- [YOUR GOAL]:
Leave out the pictures and repeat every record exactly.

- [Structured figure records]:
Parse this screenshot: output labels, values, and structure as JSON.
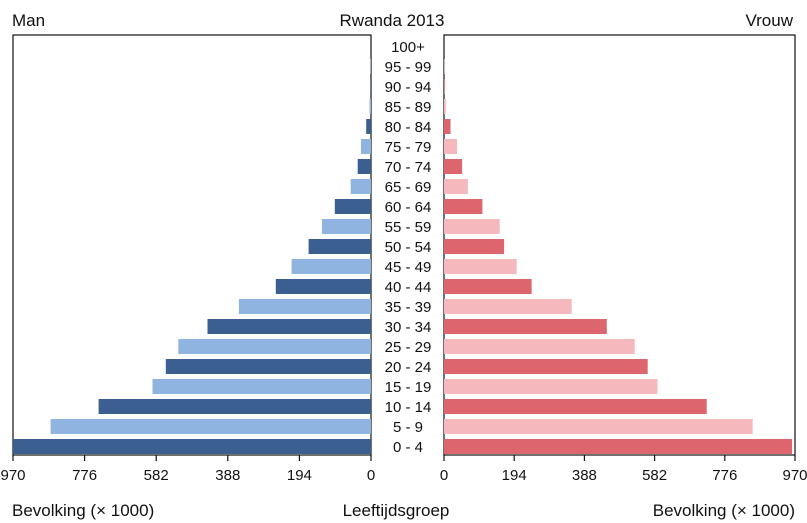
{
  "chart_data": {
    "type": "bar",
    "title": "Rwanda 2013",
    "left_label": "Man",
    "right_label": "Vrouw",
    "xlabel_left": "Bevolking (× 1000)",
    "xlabel_center": "Leeftijdsgroep",
    "xlabel_right": "Bevolking (× 1000)",
    "xlim": [
      0,
      970
    ],
    "ticks_left": [
      "970",
      "776",
      "582",
      "388",
      "194",
      "0"
    ],
    "ticks_right": [
      "0",
      "194",
      "388",
      "582",
      "776",
      "970"
    ],
    "tick_values_left": [
      970,
      776,
      582,
      388,
      194,
      0
    ],
    "tick_values_right": [
      0,
      194,
      388,
      582,
      776,
      970
    ],
    "categories": [
      "0 - 4",
      "5 - 9",
      "10 - 14",
      "15 - 19",
      "20 - 24",
      "25 - 29",
      "30 - 34",
      "35 - 39",
      "40 - 44",
      "45 - 49",
      "50 - 54",
      "55 - 59",
      "60 - 64",
      "65 - 69",
      "70 - 74",
      "75 - 79",
      "80 - 84",
      "85 - 89",
      "90 - 94",
      "95 - 99",
      "100+"
    ],
    "series": [
      {
        "name": "Man",
        "side": "left",
        "values": [
          970,
          868,
          738,
          592,
          556,
          522,
          443,
          358,
          258,
          215,
          169,
          133,
          98,
          55,
          36,
          27,
          13,
          4,
          2,
          1,
          0
        ]
      },
      {
        "name": "Vrouw",
        "side": "right",
        "values": [
          962,
          853,
          726,
          590,
          563,
          527,
          450,
          353,
          242,
          201,
          166,
          154,
          106,
          66,
          50,
          36,
          18,
          5,
          2,
          1,
          0
        ]
      }
    ],
    "colors": {
      "man_dark": "#3c5f92",
      "man_light": "#90b4e0",
      "vrouw_dark": "#dd656d",
      "vrouw_light": "#f5b8bd",
      "axis": "#111111"
    }
  }
}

- [RESULT FOR THIS EXERCISE]:
Parse this screenshot: output labels, values, and structure as JSON.
{
  "chart_data": {
    "type": "bar",
    "title": "Rwanda 2013",
    "left_label": "Man",
    "right_label": "Vrouw",
    "xlabel_left": "Bevolking (× 1000)",
    "xlabel_center": "Leeftijdsgroep",
    "xlabel_right": "Bevolking (× 1000)",
    "xlim": [
      0,
      970
    ],
    "ticks_left": [
      "970",
      "776",
      "582",
      "388",
      "194",
      "0"
    ],
    "ticks_right": [
      "0",
      "194",
      "388",
      "582",
      "776",
      "970"
    ],
    "tick_values_left": [
      970,
      776,
      582,
      388,
      194,
      0
    ],
    "tick_values_right": [
      0,
      194,
      388,
      582,
      776,
      970
    ],
    "categories": [
      "0 - 4",
      "5 - 9",
      "10 - 14",
      "15 - 19",
      "20 - 24",
      "25 - 29",
      "30 - 34",
      "35 - 39",
      "40 - 44",
      "45 - 49",
      "50 - 54",
      "55 - 59",
      "60 - 64",
      "65 - 69",
      "70 - 74",
      "75 - 79",
      "80 - 84",
      "85 - 89",
      "90 - 94",
      "95 - 99",
      "100+"
    ],
    "series": [
      {
        "name": "Man",
        "side": "left",
        "values": [
          970,
          868,
          738,
          592,
          556,
          522,
          443,
          358,
          258,
          215,
          169,
          133,
          98,
          55,
          36,
          27,
          13,
          4,
          2,
          1,
          0
        ]
      },
      {
        "name": "Vrouw",
        "side": "right",
        "values": [
          962,
          853,
          726,
          590,
          563,
          527,
          450,
          353,
          242,
          201,
          166,
          154,
          106,
          66,
          50,
          36,
          18,
          5,
          2,
          1,
          0
        ]
      }
    ],
    "colors": {
      "man_dark": "#3c5f92",
      "man_light": "#90b4e0",
      "vrouw_dark": "#dd656d",
      "vrouw_light": "#f5b8bd",
      "axis": "#111111"
    }
  }
}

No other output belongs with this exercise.